===== Rows

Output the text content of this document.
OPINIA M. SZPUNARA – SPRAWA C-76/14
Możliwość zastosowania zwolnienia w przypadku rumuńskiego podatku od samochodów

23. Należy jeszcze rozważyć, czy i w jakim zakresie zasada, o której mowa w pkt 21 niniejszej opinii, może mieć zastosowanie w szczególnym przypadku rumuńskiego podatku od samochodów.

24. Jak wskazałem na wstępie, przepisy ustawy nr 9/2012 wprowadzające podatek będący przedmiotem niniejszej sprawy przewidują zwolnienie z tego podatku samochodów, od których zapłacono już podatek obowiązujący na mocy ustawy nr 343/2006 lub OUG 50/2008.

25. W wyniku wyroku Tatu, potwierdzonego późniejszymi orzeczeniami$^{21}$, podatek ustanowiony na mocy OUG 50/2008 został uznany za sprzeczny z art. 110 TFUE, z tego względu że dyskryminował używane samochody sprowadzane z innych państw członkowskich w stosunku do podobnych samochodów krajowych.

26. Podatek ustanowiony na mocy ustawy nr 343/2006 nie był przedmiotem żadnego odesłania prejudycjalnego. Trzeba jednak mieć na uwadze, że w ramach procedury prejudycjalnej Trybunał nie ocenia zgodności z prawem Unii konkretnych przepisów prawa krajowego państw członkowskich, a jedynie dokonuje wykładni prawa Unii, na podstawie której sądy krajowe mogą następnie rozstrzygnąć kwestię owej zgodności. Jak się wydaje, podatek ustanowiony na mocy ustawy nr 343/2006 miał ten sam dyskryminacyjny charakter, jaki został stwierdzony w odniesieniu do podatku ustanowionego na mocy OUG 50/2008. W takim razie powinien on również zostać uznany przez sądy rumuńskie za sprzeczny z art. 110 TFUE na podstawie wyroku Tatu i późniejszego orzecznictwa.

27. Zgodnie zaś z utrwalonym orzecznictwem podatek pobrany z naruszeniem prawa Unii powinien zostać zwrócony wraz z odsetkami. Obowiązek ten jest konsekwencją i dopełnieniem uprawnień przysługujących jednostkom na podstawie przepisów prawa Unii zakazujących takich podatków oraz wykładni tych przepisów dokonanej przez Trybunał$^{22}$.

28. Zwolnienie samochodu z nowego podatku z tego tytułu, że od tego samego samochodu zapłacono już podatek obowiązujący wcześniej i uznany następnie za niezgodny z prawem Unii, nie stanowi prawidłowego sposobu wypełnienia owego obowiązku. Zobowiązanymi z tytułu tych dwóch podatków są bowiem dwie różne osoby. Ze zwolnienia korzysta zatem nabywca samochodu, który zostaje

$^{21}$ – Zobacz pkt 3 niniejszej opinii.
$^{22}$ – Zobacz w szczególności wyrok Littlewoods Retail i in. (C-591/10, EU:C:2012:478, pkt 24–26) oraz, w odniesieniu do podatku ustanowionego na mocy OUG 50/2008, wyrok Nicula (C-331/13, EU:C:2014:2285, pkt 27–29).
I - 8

==========

What to produce :: What is the number of lines in the records that contain "powinien"? Give that number only.

Exercise solution :: 2